| WORK INSTRUCTIONS |
Transcribe the listing below word for word.

[start of DATASET RECORDS]

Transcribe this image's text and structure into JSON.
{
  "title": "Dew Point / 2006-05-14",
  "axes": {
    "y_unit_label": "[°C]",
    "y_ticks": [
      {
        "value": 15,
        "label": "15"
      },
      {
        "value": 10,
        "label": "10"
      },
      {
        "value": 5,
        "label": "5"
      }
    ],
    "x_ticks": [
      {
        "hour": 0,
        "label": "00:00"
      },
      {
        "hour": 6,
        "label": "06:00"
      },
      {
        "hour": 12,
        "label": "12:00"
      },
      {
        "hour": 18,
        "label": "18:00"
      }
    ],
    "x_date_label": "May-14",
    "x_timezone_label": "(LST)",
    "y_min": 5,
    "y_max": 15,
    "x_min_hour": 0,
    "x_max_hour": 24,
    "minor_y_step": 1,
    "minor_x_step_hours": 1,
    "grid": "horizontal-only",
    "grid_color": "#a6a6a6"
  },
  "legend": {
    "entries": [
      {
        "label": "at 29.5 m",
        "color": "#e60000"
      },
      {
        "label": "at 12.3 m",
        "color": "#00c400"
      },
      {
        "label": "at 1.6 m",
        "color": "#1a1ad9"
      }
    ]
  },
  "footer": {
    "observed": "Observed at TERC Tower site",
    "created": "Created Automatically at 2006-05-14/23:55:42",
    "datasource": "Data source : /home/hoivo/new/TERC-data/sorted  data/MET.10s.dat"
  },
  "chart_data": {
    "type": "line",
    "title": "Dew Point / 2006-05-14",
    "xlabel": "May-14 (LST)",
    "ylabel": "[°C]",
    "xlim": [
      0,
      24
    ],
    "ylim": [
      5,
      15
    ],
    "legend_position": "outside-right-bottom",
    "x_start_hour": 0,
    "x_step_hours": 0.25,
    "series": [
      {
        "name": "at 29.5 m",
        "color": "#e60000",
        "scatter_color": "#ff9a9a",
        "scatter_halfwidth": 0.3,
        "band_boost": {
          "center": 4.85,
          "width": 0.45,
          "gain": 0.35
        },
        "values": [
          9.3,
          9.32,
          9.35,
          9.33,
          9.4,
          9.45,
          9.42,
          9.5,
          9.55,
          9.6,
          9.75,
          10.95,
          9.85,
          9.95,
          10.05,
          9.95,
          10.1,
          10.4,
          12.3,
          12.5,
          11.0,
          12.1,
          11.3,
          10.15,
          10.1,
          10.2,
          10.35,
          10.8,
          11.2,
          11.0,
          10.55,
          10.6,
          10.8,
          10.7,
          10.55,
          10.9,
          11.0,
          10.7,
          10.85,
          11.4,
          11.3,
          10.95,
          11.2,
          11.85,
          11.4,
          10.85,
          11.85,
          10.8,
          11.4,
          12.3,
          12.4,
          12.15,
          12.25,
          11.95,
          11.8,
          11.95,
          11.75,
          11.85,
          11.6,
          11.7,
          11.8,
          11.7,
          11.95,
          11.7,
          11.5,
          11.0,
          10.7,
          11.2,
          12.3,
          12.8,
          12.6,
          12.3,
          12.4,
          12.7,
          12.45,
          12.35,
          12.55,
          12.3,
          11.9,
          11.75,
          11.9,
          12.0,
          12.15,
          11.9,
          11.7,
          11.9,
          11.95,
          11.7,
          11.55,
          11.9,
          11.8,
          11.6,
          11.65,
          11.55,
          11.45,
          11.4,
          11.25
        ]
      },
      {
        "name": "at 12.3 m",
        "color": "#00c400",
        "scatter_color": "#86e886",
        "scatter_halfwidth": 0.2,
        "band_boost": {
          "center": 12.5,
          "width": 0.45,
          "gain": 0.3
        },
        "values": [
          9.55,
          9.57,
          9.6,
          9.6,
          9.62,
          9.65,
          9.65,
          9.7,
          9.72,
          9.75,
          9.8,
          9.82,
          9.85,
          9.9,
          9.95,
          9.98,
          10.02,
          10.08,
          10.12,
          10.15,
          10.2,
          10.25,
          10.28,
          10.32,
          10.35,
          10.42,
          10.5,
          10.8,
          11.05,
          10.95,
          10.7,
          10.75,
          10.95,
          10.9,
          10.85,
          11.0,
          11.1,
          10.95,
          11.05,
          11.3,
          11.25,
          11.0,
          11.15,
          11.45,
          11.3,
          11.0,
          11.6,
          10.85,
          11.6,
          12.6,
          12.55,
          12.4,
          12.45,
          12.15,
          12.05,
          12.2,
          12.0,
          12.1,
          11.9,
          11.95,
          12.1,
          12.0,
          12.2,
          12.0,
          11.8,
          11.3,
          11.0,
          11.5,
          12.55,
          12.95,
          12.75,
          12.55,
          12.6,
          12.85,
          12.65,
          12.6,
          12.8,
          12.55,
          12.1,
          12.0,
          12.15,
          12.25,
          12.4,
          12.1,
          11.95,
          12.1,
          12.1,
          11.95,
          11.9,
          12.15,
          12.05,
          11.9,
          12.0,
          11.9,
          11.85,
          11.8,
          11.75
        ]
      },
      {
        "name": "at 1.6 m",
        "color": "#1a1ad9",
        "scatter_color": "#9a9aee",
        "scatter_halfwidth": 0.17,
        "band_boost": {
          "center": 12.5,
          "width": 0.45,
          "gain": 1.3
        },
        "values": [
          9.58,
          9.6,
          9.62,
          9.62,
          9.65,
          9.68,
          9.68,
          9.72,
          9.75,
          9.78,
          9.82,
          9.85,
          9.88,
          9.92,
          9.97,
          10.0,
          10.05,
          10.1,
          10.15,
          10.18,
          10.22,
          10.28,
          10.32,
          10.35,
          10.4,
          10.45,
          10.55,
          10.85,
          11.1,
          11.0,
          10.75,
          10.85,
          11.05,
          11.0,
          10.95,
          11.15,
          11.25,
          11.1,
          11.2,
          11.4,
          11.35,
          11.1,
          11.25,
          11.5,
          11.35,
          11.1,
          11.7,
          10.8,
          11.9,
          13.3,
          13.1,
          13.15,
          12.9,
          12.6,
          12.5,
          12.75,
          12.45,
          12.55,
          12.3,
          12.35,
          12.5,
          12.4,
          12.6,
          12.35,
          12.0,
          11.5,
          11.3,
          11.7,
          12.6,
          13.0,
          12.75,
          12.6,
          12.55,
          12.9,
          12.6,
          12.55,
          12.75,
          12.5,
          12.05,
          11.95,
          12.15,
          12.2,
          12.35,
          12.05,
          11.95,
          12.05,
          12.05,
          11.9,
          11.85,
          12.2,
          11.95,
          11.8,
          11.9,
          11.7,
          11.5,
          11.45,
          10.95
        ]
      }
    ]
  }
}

[end of DATASET RECORDS]

| RESULT BELOW |
Transcribe this image's text and structure into JSON.
{
  "title": "Dew Point / 2006-05-14",
  "axes": {
    "y_unit_label": "[°C]",
    "y_ticks": [
      {
        "value": 15,
        "label": "15"
      },
      {
        "value": 10,
        "label": "10"
      },
      {
        "value": 5,
        "label": "5"
      }
    ],
    "x_ticks": [
      {
        "hour": 0,
        "label": "00:00"
      },
      {
        "hour": 6,
        "label": "06:00"
      },
      {
        "hour": 12,
        "label": "12:00"
      },
      {
        "hour": 18,
        "label": "18:00"
      }
    ],
    "x_date_label": "May-14",
    "x_timezone_label": "(LST)",
    "y_min": 5,
    "y_max": 15,
    "x_min_hour": 0,
    "x_max_hour": 24,
    "minor_y_step": 1,
    "minor_x_step_hours": 1,
    "grid": "horizontal-only",
    "grid_color": "#a6a6a6"
  },
  "legend": {
    "entries": [
      {
        "label": "at 29.5 m",
        "color": "#e60000"
      },
      {
        "label": "at 12.3 m",
        "color": "#00c400"
      },
      {
        "label": "at 1.6 m",
        "color": "#1a1ad9"
      }
    ]
  },
  "footer": {
    "observed": "Observed at TERC Tower site",
    "created": "Created Automatically at 2006-05-14/23:55:42",
    "datasource": "Data source : /home/hoivo/new/TERC-data/sorted  data/MET.10s.dat"
  },
  "chart_data": {
    "type": "line",
    "title": "Dew Point / 2006-05-14",
    "xlabel": "May-14 (LST)",
    "ylabel": "[°C]",
    "xlim": [
      0,
      24
    ],
    "ylim": [
      5,
      15
    ],
    "legend_position": "outside-right-bottom",
    "x_start_hour": 0,
    "x_step_hours": 0.25,
    "series": [
      {
        "name": "at 29.5 m",
        "color": "#e60000",
        "scatter_color": "#ff9a9a",
        "scatter_halfwidth": 0.3,
        "band_boost": {
          "center": 4.85,
          "width": 0.45,
          "gain": 0.35
        },
        "values": [
          9.3,
          9.32,
          9.35,
          9.33,
          9.4,
          9.45,
          9.42,
          9.5,
          9.55,
          9.6,
          9.75,
          10.95,
          9.85,
          9.95,
          10.05,
          9.95,
          10.1,
          10.4,
          12.3,
          12.5,
          11.0,
          12.1,
          11.3,
          10.15,
          10.1,
          10.2,
          10.35,
          10.8,
          11.2,
          11.0,
          10.55,
          10.6,
          10.8,
          10.7,
          10.55,
          10.9,
          11.0,
          10.7,
          10.85,
          11.4,
          11.3,
          10.95,
          11.2,
          11.85,
          11.4,
          10.85,
          11.85,
          10.8,
          11.4,
          12.3,
          12.4,
          12.15,
          12.25,
          11.95,
          11.8,
          11.95,
          11.75,
          11.85,
          11.6,
          11.7,
          11.8,
          11.7,
          11.95,
          11.7,
          11.5,
          11.0,
          10.7,
          11.2,
          12.3,
          12.8,
          12.6,
          12.3,
          12.4,
          12.7,
          12.45,
          12.35,
          12.55,
          12.3,
          11.9,
          11.75,
          11.9,
          12.0,
          12.15,
          11.9,
          11.7,
          11.9,
          11.95,
          11.7,
          11.55,
          11.9,
          11.8,
          11.6,
          11.65,
          11.55,
          11.45,
          11.4,
          11.25
        ]
      },
      {
        "name": "at 12.3 m",
        "color": "#00c400",
        "scatter_color": "#86e886",
        "scatter_halfwidth": 0.2,
        "band_boost": {
          "center": 12.5,
          "width": 0.45,
          "gain": 0.3
        },
        "values": [
          9.55,
          9.57,
          9.6,
          9.6,
          9.62,
          9.65,
          9.65,
          9.7,
          9.72,
          9.75,
          9.8,
          9.82,
          9.85,
          9.9,
          9.95,
          9.98,
          10.02,
          10.08,
          10.12,
          10.15,
          10.2,
          10.25,
          10.28,
          10.32,
          10.35,
          10.42,
          10.5,
          10.8,
          11.05,
          10.95,
          10.7,
          10.75,
          10.95,
          10.9,
          10.85,
          11.0,
          11.1,
          10.95,
          11.05,
          11.3,
          11.25,
          11.0,
          11.15,
          11.45,
          11.3,
          11.0,
          11.6,
          10.85,
          11.6,
          12.6,
          12.55,
          12.4,
          12.45,
          12.15,
          12.05,
          12.2,
          12.0,
          12.1,
          11.9,
          11.95,
          12.1,
          12.0,
          12.2,
          12.0,
          11.8,
          11.3,
          11.0,
          11.5,
          12.55,
          12.95,
          12.75,
          12.55,
          12.6,
          12.85,
          12.65,
          12.6,
          12.8,
          12.55,
          12.1,
          12.0,
          12.15,
          12.25,
          12.4,
          12.1,
          11.95,
          12.1,
          12.1,
          11.95,
          11.9,
          12.15,
          12.05,
          11.9,
          12.0,
          11.9,
          11.85,
          11.8,
          11.75
        ]
      },
      {
        "name": "at 1.6 m",
        "color": "#1a1ad9",
        "scatter_color": "#9a9aee",
        "scatter_halfwidth": 0.17,
        "band_boost": {
          "center": 12.5,
          "width": 0.45,
          "gain": 1.3
        },
        "values": [
          9.58,
          9.6,
          9.62,
          9.62,
          9.65,
          9.68,
          9.68,
          9.72,
          9.75,
          9.78,
          9.82,
          9.85,
          9.88,
          9.92,
          9.97,
          10.0,
          10.05,
          10.1,
          10.15,
          10.18,
          10.22,
          10.28,
          10.32,
          10.35,
          10.4,
          10.45,
          10.55,
          10.85,
          11.1,
          11.0,
          10.75,
          10.85,
          11.05,
          11.0,
          10.95,
          11.15,
          11.25,
          11.1,
          11.2,
          11.4,
          11.35,
          11.1,
          11.25,
          11.5,
          11.35,
          11.1,
          11.7,
          10.8,
          11.9,
          13.3,
          13.1,
          13.15,
          12.9,
          12.6,
          12.5,
          12.75,
          12.45,
          12.55,
          12.3,
          12.35,
          12.5,
          12.4,
          12.6,
          12.35,
          12.0,
          11.5,
          11.3,
          11.7,
          12.6,
          13.0,
          12.75,
          12.6,
          12.55,
          12.9,
          12.6,
          12.55,
          12.75,
          12.5,
          12.05,
          11.95,
          12.15,
          12.2,
          12.35,
          12.05,
          11.95,
          12.05,
          12.05,
          11.9,
          11.85,
          12.2,
          11.95,
          11.8,
          11.9,
          11.7,
          11.5,
          11.45,
          10.95
        ]
      }
    ]
  }
}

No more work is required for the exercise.